■ AIM OF THE TASK: Print the entries in full, word for word, but not the pictures.

■ DATA EXTRACT:
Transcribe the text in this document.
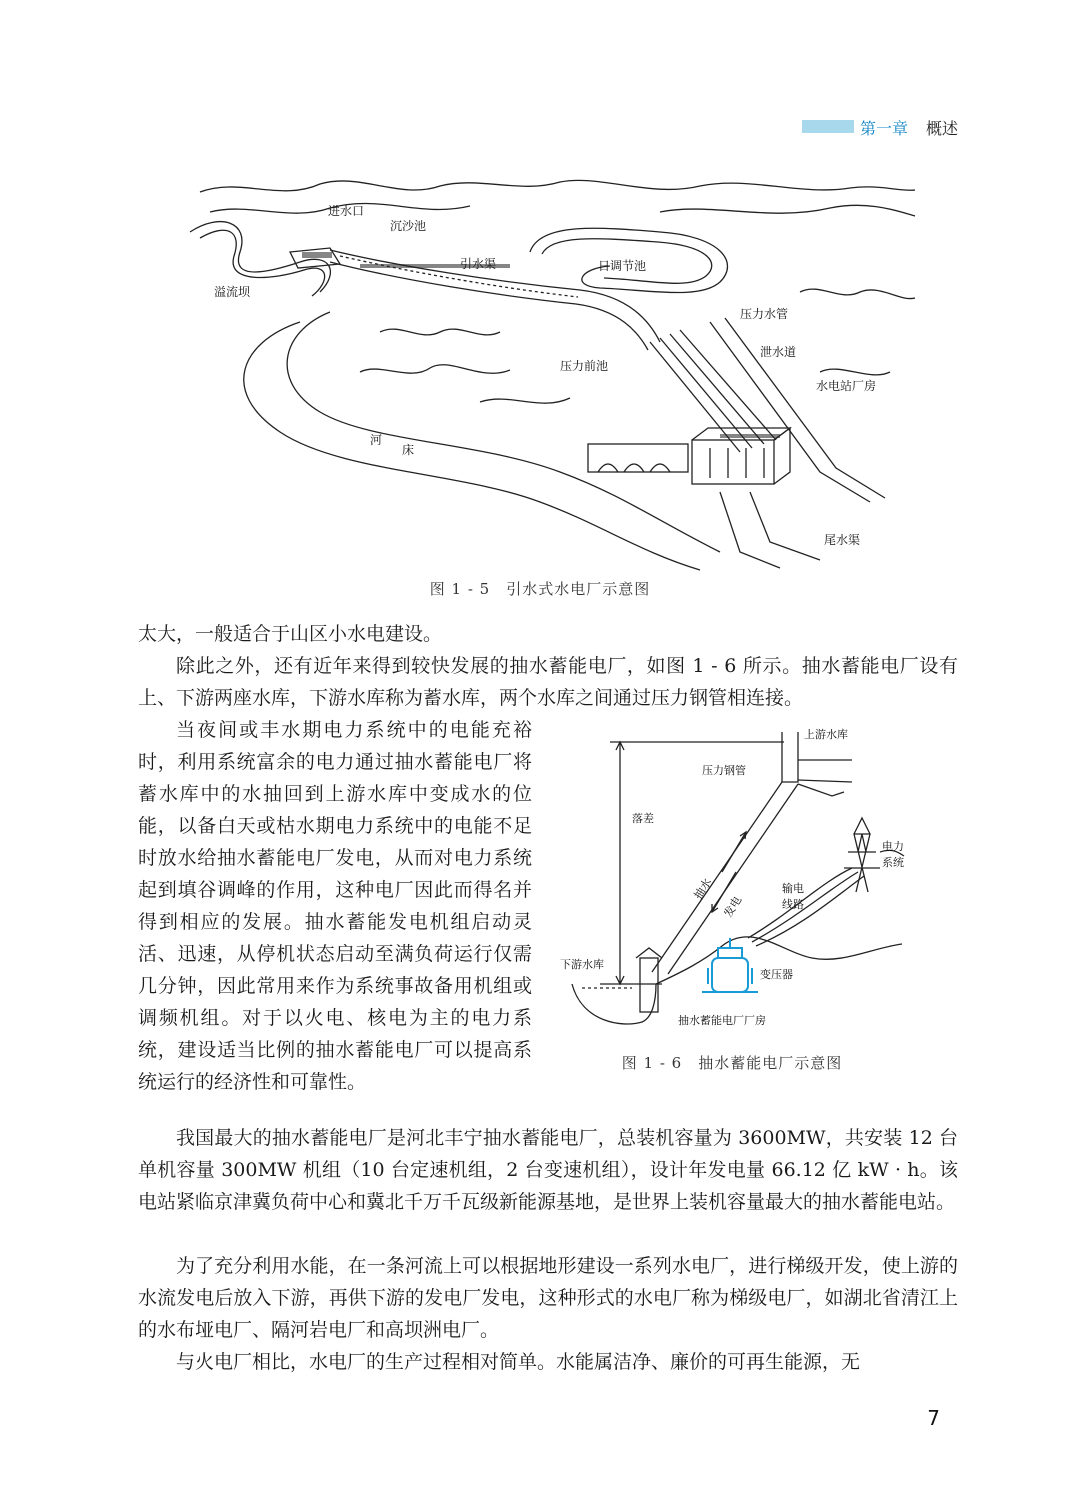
第一章 概述
进水口
沉沙池
引水渠	日调节池
溢流坝
压力水管
压力前池
泄水道
水电站厂房
河
床
尾水渠
图 1 - 5　引水式水电厂示意图

太大，一般适合于山区小水电建设。

除此之外，还有近年来得到较快发展的抽水蓄能电厂，如图 1 - 6 所示。抽水蓄能电厂设有上、下游两座水库，下游水库称为蓄水库，两个水库之间通过压力钢管相连接。

当夜间或丰水期电力系统中的电能充裕时，利用系统富余的电力通过抽水蓄能电厂将蓄水库中的水抽回到上游水库中变成水的位能，以备白天或枯水期电力系统中的电能不足时放水给抽水蓄能电厂发电，从而对电力系统起到填谷调峰的作用，这种电厂因此而得名并得到相应的发展。抽水蓄能发电机组启动灵活、迅速，从停机状态启动至满负荷运行仅需几分钟，因此常用来作为系统事故备用机组或调频机组。对于以火电、核电为主的电力系统，建设适当比例的抽水蓄能电厂可以提高系统运行的经济性和可靠性。

上游水库
压力钢管
落差
抽水
发电
输电
线路
电力
系统
下游水库
变压器
抽水蓄能电厂厂房
图 1 - 6　抽水蓄能电厂示意图

我国最大的抽水蓄能电厂是河北丰宁抽水蓄能电厂，总装机容量为 3600MW，共安装 12 台单机容量 300MW 机组（10 台定速机组，2 台变速机组），设计年发电量 66.12 亿 kW · h。该电站紧临京津冀负荷中心和冀北千万千瓦级新能源基地，是世界上装机容量最大的抽水蓄能电站。

为了充分利用水能，在一条河流上可以根据地形建设一系列水电厂，进行梯级开发，使上游的水流发电后放入下游，再供下游的发电厂发电，这种形式的水电厂称为梯级电厂，如湖北省清江上的水布垭电厂、隔河岩电厂和高坝洲电厂。

与火电厂相比，水电厂的生产过程相对简单。水能属洁净、廉价的可再生能源，无

7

■ ANSWER TO THE PROBLEM:
Transcribe the text in this document.
第一章 概述
进水口
沉沙池
引水渠	日调节池
溢流坝
压力水管
压力前池
泄水道
水电站厂房
河
床
尾水渠
图 1 - 5　引水式水电厂示意图

太大，一般适合于山区小水电建设。

除此之外，还有近年来得到较快发展的抽水蓄能电厂，如图 1 - 6 所示。抽水蓄能电厂设有上、下游两座水库，下游水库称为蓄水库，两个水库之间通过压力钢管相连接。

当夜间或丰水期电力系统中的电能充裕时，利用系统富余的电力通过抽水蓄能电厂将蓄水库中的水抽回到上游水库中变成水的位能，以备白天或枯水期电力系统中的电能不足时放水给抽水蓄能电厂发电，从而对电力系统起到填谷调峰的作用，这种电厂因此而得名并得到相应的发展。抽水蓄能发电机组启动灵活、迅速，从停机状态启动至满负荷运行仅需几分钟，因此常用来作为系统事故备用机组或调频机组。对于以火电、核电为主的电力系统，建设适当比例的抽水蓄能电厂可以提高系统运行的经济性和可靠性。

上游水库
压力钢管
落差
抽水
发电
输电
线路
电力
系统
下游水库
变压器
抽水蓄能电厂厂房
图 1 - 6　抽水蓄能电厂示意图

我国最大的抽水蓄能电厂是河北丰宁抽水蓄能电厂，总装机容量为 3600MW，共安装 12 台单机容量 300MW 机组（10 台定速机组，2 台变速机组），设计年发电量 66.12 亿 kW · h。该电站紧临京津冀负荷中心和冀北千万千瓦级新能源基地，是世界上装机容量最大的抽水蓄能电站。

为了充分利用水能，在一条河流上可以根据地形建设一系列水电厂，进行梯级开发，使上游的水流发电后放入下游，再供下游的发电厂发电，这种形式的水电厂称为梯级电厂，如湖北省清江上的水布垭电厂、隔河岩电厂和高坝洲电厂。

与火电厂相比，水电厂的生产过程相对简单。水能属洁净、廉价的可再生能源，无

7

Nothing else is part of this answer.